Data supplied ->
☆ ☆ ☆ ☆
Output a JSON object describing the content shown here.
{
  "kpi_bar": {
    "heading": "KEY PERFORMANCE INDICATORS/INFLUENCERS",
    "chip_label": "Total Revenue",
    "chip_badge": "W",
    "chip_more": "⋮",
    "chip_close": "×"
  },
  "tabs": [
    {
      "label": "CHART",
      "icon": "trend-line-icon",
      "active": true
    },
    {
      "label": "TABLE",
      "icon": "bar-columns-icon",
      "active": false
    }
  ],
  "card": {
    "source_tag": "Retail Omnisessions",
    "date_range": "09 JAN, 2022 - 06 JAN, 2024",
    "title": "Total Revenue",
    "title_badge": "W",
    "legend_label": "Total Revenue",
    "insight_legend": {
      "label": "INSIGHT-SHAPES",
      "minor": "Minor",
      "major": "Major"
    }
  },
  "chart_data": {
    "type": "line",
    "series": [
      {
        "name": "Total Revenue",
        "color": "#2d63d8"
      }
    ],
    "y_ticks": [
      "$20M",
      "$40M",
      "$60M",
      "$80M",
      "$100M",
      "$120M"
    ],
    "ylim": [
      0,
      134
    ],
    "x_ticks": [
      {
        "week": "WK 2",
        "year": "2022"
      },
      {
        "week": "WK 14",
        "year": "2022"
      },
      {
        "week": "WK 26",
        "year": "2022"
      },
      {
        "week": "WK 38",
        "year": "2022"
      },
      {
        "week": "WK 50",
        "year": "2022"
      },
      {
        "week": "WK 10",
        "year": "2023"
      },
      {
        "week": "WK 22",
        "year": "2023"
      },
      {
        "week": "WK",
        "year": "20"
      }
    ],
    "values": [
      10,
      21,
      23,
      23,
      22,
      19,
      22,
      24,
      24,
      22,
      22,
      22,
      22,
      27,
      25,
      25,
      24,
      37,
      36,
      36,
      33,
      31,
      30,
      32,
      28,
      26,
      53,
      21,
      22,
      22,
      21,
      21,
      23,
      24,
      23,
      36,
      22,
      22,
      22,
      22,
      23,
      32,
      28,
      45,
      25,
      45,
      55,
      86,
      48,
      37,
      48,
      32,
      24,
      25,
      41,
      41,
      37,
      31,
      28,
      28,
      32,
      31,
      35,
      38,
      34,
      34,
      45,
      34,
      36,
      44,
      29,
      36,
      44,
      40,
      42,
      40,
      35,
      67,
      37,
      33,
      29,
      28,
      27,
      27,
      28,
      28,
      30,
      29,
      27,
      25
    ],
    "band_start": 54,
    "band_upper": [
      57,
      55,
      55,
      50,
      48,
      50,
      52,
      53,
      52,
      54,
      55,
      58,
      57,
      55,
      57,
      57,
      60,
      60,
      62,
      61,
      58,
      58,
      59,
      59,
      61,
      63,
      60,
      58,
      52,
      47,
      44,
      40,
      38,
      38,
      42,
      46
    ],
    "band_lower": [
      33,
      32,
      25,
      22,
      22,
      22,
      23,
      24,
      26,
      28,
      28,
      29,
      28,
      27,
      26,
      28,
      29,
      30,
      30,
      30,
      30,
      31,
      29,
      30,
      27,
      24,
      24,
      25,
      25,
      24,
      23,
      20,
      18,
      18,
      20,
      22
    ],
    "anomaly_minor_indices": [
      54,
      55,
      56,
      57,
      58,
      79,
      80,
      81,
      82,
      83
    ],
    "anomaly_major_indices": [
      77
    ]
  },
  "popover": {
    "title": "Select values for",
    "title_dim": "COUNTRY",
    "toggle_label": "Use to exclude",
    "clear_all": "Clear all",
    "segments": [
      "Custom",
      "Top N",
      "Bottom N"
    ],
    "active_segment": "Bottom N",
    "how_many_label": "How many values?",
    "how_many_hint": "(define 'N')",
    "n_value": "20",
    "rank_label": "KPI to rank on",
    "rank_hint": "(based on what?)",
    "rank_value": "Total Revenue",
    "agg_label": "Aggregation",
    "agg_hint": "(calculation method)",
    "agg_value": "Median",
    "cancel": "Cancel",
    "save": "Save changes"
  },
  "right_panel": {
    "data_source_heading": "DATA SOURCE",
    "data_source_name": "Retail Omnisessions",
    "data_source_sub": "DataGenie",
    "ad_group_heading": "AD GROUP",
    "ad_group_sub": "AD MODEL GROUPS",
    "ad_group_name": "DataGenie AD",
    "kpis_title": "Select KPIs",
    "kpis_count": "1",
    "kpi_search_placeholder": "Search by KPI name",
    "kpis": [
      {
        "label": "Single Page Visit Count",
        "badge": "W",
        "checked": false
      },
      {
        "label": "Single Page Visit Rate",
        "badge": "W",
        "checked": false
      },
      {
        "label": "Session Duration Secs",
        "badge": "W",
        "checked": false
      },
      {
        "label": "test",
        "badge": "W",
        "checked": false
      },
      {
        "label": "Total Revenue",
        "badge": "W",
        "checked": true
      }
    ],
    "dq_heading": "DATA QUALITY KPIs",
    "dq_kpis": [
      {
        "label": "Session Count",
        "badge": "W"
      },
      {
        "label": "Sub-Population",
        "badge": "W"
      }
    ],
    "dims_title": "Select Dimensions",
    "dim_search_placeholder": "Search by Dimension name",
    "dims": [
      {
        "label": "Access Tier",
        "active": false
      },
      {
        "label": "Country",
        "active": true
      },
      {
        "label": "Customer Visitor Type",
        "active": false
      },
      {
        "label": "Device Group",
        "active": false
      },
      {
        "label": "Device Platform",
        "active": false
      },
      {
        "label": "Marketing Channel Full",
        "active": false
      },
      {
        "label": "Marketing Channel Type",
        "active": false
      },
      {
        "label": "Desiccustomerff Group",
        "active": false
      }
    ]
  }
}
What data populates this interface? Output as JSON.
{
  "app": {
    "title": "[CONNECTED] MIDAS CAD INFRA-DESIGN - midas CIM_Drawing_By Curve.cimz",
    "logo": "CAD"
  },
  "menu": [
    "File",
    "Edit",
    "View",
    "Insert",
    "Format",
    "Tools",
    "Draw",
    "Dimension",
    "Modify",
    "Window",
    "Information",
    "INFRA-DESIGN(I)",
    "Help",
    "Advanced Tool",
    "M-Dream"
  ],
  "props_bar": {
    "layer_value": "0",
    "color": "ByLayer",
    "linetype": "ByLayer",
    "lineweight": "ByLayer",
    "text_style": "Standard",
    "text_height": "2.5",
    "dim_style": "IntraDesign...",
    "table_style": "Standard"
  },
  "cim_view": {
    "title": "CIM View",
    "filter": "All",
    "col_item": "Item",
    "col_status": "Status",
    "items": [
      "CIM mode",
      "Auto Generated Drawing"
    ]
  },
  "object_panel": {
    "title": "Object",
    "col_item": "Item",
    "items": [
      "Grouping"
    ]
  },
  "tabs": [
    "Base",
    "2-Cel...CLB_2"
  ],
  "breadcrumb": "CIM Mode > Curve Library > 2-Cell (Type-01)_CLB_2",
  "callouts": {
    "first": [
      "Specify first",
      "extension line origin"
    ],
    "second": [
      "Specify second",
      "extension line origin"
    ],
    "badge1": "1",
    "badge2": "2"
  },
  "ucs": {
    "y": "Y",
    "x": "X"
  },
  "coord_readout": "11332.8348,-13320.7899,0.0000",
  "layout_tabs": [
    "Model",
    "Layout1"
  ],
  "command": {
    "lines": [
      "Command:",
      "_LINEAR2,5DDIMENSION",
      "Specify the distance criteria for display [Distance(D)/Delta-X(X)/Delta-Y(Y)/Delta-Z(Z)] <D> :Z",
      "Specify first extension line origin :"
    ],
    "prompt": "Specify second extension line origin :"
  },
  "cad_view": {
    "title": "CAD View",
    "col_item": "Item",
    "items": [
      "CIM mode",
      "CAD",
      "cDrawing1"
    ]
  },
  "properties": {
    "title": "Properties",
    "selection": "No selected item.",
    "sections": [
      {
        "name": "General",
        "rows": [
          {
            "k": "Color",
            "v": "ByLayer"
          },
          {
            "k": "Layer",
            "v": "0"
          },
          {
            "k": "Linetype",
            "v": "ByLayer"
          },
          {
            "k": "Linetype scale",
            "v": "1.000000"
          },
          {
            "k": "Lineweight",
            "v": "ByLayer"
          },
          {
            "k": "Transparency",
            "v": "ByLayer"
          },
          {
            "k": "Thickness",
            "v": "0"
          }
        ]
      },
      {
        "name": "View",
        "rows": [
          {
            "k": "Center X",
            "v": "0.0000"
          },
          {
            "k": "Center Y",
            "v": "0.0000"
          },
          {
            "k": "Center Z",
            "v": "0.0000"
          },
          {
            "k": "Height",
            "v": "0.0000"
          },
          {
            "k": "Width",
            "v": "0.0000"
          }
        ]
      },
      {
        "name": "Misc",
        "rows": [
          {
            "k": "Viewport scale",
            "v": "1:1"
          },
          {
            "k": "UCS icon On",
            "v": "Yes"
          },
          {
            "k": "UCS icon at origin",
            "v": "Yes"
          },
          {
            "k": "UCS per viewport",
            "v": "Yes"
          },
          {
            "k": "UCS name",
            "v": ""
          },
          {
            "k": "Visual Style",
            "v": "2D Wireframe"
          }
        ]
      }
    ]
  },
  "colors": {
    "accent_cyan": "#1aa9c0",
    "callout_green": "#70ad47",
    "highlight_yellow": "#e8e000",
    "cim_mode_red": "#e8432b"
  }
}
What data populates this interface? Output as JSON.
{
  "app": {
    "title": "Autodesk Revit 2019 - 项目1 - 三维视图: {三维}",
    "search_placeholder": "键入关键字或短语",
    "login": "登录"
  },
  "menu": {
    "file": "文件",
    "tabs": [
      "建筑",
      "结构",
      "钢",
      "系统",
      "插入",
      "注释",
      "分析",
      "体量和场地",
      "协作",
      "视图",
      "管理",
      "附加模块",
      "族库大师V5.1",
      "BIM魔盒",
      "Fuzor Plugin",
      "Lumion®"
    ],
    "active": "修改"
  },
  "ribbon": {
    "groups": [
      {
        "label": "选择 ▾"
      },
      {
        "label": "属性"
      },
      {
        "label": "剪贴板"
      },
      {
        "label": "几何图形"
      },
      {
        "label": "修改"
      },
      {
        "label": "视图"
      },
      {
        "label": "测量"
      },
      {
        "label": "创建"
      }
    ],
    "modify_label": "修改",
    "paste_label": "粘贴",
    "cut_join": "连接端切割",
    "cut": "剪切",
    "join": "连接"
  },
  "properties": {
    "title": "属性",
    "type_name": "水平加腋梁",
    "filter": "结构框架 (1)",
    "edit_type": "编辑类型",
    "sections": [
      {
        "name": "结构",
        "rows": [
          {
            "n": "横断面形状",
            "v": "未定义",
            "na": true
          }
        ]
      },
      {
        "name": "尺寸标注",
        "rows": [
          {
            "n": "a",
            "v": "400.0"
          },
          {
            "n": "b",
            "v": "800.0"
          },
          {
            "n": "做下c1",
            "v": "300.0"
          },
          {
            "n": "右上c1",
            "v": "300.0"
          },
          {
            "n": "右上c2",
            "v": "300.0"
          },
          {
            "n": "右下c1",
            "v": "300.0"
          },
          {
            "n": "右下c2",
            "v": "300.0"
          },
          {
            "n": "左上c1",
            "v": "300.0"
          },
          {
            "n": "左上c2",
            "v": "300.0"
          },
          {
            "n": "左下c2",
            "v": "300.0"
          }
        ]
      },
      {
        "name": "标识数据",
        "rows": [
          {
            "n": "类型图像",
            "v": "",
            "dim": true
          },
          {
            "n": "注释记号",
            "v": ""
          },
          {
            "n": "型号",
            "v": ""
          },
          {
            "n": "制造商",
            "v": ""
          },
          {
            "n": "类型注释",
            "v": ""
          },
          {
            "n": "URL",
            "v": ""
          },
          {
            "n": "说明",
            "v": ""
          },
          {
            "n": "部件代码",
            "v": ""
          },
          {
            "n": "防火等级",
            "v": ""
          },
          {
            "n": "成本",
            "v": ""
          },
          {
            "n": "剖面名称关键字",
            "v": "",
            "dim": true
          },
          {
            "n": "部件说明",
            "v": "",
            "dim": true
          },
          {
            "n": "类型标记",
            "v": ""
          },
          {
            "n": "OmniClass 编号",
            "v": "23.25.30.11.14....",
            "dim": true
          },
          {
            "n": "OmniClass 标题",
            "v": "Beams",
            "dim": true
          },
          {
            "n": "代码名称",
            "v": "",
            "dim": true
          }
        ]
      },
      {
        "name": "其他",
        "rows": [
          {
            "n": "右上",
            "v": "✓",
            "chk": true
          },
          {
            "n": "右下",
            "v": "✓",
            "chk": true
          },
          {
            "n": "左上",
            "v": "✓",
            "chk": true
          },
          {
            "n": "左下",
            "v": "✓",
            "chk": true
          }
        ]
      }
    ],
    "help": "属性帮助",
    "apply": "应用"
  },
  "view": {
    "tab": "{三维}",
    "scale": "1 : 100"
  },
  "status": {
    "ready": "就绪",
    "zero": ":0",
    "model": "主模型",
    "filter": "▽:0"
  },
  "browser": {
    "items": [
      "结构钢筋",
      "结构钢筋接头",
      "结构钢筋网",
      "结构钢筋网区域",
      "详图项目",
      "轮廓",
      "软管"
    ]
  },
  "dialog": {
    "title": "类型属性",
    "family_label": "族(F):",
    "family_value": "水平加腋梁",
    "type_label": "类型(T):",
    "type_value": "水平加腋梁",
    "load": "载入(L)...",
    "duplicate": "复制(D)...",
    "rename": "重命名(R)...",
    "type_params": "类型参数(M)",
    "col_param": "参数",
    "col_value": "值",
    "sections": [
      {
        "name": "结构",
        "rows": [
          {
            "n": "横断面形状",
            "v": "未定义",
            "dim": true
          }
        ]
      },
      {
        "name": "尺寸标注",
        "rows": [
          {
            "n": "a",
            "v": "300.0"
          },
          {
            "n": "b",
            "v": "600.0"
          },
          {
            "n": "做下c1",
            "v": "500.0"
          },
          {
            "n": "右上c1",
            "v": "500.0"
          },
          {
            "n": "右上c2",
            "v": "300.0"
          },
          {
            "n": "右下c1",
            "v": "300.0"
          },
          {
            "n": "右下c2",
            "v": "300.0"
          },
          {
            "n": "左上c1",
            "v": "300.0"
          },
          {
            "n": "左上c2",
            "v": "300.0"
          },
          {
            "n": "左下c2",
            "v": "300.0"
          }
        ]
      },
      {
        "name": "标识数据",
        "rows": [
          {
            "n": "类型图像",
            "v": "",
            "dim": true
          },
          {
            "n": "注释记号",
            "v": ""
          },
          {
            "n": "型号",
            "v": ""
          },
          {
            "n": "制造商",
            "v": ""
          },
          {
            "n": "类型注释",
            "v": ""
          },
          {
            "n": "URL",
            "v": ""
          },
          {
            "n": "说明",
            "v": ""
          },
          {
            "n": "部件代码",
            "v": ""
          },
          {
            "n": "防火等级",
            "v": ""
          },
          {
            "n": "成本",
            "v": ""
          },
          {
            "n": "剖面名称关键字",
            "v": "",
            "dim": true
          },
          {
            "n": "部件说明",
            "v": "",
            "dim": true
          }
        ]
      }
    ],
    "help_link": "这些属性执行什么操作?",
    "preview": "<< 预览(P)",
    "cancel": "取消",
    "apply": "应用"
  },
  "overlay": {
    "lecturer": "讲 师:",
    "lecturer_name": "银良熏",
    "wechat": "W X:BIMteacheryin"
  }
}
☆ ☆ ☆ ☆
What the exercise asks -> From the records above, pick out and copy each line holding the word "Total".

Output below ->
    "chip_label": "Total Revenue",
    "title": "Total Revenue",
    "legend_label": "Total Revenue",
        "name": "Total Revenue",
    "rank_value": "Total Revenue",
        "label": "Total Revenue",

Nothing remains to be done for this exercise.